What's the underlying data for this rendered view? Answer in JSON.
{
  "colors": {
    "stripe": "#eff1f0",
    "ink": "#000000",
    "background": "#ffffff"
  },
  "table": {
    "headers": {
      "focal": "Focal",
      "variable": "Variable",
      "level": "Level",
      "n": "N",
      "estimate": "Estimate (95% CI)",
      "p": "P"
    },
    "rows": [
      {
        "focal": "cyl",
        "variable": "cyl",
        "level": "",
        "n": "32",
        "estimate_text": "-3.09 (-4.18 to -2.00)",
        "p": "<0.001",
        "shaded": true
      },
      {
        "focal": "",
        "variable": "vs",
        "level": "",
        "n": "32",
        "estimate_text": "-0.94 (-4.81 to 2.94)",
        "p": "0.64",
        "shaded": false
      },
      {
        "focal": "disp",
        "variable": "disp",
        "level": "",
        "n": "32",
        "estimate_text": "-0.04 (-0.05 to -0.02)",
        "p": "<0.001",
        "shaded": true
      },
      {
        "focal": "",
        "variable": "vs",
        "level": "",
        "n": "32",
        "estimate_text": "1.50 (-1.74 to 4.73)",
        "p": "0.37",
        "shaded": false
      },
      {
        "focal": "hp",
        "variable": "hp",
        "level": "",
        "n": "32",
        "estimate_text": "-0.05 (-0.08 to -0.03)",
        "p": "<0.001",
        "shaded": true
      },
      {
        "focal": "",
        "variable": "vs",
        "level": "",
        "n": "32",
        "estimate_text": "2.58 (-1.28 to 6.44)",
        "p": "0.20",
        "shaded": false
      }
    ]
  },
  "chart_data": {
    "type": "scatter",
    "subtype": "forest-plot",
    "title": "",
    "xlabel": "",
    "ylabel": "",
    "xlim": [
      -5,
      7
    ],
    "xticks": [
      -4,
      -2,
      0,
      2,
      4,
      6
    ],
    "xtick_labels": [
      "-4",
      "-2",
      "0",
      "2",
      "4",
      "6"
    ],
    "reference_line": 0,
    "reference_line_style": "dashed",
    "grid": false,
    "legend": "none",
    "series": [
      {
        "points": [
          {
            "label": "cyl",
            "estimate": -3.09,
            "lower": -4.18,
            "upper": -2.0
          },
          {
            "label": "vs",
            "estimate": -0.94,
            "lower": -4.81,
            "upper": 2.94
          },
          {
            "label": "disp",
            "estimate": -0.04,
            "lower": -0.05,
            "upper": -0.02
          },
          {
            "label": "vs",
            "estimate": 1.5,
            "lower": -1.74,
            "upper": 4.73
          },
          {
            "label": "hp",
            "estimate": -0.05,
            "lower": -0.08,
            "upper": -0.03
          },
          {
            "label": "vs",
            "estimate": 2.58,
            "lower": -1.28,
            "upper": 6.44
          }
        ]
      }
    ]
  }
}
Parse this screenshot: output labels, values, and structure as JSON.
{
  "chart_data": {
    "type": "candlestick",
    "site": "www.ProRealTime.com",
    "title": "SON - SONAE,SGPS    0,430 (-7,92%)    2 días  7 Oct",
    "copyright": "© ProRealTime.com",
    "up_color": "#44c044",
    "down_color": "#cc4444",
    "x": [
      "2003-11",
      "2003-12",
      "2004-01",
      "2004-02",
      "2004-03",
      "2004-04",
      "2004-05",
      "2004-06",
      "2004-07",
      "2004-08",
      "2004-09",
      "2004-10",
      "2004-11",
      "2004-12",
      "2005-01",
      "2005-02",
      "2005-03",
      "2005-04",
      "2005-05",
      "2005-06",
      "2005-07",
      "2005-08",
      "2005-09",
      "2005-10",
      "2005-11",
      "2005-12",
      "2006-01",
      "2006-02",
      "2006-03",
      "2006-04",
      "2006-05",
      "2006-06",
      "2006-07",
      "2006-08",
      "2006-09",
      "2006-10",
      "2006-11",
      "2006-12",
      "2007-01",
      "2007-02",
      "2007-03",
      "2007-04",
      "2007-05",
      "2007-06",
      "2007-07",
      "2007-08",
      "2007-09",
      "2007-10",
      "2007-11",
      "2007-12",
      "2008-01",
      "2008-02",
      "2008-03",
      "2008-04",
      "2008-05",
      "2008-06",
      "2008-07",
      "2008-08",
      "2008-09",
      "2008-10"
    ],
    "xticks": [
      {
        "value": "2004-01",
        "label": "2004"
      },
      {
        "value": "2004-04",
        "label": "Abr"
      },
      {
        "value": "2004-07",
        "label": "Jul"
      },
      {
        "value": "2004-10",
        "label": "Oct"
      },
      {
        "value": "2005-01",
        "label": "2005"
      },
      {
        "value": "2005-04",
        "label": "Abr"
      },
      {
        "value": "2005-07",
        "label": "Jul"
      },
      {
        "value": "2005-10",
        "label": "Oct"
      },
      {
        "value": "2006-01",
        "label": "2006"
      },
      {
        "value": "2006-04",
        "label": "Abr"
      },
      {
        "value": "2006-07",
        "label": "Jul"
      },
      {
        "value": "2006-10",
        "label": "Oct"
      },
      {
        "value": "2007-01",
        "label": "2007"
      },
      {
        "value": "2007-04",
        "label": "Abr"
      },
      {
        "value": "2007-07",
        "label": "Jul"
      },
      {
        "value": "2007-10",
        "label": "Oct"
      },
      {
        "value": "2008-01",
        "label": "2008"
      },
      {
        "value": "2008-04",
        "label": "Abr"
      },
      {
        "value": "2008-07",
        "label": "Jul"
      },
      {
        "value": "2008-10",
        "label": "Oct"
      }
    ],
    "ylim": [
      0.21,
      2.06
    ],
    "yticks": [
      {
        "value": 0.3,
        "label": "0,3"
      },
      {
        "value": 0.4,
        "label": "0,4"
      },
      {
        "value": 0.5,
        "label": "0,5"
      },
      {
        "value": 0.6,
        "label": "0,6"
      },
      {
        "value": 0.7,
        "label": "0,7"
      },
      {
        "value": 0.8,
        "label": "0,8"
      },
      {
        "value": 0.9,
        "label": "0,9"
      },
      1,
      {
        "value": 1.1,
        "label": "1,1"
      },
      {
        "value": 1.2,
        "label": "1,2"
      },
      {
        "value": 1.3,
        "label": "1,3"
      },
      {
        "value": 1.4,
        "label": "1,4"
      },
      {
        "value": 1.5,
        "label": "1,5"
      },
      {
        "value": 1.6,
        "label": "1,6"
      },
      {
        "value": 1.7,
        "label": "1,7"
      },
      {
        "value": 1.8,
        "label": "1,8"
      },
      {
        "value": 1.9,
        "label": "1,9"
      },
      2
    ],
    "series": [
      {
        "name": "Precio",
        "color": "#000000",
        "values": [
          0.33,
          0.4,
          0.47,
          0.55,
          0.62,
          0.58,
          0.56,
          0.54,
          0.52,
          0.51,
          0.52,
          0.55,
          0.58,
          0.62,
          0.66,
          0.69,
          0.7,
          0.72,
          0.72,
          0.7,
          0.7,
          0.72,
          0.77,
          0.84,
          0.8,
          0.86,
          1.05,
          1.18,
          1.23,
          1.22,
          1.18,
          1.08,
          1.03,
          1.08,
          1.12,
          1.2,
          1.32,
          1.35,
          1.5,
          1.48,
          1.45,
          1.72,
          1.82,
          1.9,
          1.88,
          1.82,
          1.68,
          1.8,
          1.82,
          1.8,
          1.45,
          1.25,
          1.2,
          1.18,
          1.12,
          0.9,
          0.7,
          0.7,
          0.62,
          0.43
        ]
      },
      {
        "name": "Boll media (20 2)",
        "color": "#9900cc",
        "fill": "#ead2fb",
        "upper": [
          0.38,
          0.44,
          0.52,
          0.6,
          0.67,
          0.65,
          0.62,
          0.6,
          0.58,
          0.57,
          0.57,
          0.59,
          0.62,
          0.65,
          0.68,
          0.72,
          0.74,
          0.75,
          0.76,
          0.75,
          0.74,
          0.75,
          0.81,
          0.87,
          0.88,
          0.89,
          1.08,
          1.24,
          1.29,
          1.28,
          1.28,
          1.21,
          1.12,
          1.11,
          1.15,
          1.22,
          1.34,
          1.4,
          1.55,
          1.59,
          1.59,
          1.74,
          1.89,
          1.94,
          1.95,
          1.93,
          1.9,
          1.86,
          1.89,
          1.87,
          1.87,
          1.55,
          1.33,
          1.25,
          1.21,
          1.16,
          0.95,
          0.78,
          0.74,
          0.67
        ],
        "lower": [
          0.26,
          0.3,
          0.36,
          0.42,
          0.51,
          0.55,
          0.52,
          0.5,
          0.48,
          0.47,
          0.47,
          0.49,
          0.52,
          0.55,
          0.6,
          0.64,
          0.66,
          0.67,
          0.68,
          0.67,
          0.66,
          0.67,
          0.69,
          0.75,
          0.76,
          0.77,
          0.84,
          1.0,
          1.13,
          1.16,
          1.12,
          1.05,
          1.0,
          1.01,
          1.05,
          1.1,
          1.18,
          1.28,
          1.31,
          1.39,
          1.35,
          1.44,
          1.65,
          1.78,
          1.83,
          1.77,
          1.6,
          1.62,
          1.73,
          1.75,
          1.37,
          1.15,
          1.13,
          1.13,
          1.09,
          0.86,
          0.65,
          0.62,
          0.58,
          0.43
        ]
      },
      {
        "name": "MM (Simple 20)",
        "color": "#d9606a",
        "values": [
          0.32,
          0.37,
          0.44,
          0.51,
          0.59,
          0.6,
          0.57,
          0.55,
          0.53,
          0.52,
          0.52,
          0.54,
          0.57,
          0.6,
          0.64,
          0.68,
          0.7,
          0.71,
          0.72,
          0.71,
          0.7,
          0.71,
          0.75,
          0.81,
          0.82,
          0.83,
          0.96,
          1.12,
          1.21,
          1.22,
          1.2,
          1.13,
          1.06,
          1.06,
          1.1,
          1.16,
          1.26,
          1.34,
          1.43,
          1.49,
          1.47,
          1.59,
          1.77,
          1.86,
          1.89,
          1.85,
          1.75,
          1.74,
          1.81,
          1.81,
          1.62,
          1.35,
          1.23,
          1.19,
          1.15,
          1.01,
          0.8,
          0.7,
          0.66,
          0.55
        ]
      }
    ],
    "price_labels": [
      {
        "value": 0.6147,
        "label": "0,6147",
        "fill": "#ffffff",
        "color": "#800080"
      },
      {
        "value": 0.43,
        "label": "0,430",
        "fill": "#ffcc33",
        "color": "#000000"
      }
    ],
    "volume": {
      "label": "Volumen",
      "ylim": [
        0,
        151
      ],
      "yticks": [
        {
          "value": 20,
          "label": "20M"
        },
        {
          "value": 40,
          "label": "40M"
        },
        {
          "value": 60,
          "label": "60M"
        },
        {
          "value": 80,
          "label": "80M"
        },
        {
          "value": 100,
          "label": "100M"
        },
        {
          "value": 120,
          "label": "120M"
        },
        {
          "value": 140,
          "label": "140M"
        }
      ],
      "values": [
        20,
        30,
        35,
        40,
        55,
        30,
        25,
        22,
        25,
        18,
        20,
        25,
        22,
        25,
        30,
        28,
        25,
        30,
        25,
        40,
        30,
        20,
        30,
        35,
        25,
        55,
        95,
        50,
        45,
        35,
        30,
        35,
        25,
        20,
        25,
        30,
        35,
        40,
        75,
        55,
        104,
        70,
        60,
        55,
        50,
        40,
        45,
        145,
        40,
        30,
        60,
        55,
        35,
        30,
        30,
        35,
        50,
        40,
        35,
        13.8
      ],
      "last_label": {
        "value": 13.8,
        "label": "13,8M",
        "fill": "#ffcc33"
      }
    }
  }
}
* * * * *
_Goal_.
Scan the listing above and copy all lines containing the word "ProRealTime".

_Complete answer_.
    "site": "www.ProRealTime.com",
    "copyright": "© ProRealTime.com",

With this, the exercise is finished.